──────── EXCERPT PROVIDED ────────

Or you can use the tokenizer's chat_template, as shown below.

# How to use it?

Dependencies
```
pip install -u torch[cuda] ransformers einops
```

Cost for inference.


```python
from transformers import AutoTokenizer, AutoModelForCausalLM

model_id = "WeeRobots/phi-2-chat-v05"

model = AutoModelForCausalLM.from_pretrained(model_id, device_map={"": 0}, trust_remote_code=True)
tokenizer = tokenizer = AutoTokenizer.from_pretrained(model_id, use_fast=True, trust_remote_code=True)

payload = tokenizer.apply_chat_template([
    { 'role': 'system', 'content': '''You are a state machine. The user will add state slot values and I'll keep track of them.''' },
    { 'role': 'user', 'content': '''Place 15 into slot apple''' },
    { 'role': 'assistant', 'content': '''Roger that.''' },
    { 'role': 'user', 'content': '''Bananas slot should be 20''' },
    { 'role': 'assistant', 'content': '''Certainly''' },
    { 'role': 'user', 'content': '''What is value of  Apples + Bananas?''' },
], tokenize=False, add_generation_prompt=True,)

model_input = tokenizer(payload, return_tensors="pt").to(device)
with torch.no_grad():
  # IMPORTANT: always set the eos_token_id in this call. the model is trained to emit the eos_token the right time
  # but it might continue generating irrelevant text. this way the model will stop at the right place
  model_response = model.generate(**model_input, max_new_tokens=512, eos_token_id=tokenizer.eos_token_id, )
  print(tokenizer.decode(model_result[0], skip_special_tokens=False))
```

# Non production quality
Be aware that this model tuning wasn't thoroughly tested, and isn't meant to be used in production, only for experimentation or hobby projects.

────────

Transcribe the stretch from "# Non production" through "or hobby projects." of the excerpt on running the chat model, reproducing it verbatim.

──────── SOURCE INFORMATION ────────

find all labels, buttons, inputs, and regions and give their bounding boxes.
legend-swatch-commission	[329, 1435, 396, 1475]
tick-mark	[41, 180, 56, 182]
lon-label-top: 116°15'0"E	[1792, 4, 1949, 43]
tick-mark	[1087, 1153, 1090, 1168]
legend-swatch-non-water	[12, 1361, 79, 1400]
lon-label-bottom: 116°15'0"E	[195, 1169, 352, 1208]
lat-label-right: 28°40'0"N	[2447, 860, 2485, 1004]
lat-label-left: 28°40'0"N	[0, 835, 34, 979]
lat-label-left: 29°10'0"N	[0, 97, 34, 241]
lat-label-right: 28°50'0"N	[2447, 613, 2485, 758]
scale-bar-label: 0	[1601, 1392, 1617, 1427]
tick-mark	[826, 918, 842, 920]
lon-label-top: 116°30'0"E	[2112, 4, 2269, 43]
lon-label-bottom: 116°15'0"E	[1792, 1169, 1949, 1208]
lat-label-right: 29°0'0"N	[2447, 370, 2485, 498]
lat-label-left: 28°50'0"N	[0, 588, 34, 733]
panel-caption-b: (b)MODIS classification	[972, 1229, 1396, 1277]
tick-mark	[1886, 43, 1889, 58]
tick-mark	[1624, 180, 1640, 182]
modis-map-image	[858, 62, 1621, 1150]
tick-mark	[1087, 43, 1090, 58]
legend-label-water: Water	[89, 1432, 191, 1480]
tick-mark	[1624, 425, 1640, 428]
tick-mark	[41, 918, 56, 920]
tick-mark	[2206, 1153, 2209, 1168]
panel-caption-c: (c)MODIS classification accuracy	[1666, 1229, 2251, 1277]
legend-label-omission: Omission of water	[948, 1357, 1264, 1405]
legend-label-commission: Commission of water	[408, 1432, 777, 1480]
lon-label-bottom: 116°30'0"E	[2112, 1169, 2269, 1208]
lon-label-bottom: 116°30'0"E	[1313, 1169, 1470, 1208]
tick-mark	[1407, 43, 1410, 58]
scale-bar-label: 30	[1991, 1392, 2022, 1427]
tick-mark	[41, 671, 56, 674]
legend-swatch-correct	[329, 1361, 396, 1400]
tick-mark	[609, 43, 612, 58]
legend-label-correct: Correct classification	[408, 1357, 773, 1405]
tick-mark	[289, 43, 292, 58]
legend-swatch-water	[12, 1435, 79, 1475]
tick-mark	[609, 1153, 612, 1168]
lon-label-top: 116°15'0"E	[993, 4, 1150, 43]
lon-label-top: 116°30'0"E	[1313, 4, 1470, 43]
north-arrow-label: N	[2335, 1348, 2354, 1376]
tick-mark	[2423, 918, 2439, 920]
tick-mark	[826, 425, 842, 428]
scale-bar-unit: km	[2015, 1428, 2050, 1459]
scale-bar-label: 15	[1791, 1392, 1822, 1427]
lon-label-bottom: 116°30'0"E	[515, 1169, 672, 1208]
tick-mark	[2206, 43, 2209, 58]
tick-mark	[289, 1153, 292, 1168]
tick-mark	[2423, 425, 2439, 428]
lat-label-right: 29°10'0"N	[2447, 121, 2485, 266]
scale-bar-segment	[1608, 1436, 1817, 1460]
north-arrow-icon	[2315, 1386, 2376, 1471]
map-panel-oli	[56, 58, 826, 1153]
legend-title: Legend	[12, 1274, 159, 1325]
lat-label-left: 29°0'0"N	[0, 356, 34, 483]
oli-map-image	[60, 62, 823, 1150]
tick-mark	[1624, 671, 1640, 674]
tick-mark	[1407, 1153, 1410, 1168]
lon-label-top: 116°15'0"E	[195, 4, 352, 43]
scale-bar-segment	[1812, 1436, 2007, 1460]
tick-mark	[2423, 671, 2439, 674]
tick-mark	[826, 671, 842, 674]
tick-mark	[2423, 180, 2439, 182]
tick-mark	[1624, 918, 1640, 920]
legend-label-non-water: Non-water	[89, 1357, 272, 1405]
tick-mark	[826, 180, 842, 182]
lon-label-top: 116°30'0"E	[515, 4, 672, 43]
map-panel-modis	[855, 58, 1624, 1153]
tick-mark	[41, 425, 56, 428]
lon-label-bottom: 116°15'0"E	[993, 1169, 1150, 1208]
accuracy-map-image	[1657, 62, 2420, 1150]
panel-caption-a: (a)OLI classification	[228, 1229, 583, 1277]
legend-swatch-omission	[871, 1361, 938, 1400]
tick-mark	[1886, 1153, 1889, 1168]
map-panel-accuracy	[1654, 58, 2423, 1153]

────────

- _PROBLEM SOLUTION_:
# Non production quality
Be aware that this model tuning wasn't thoroughly tested, and isn't meant to be used in production, only for experimentation or hobby projects.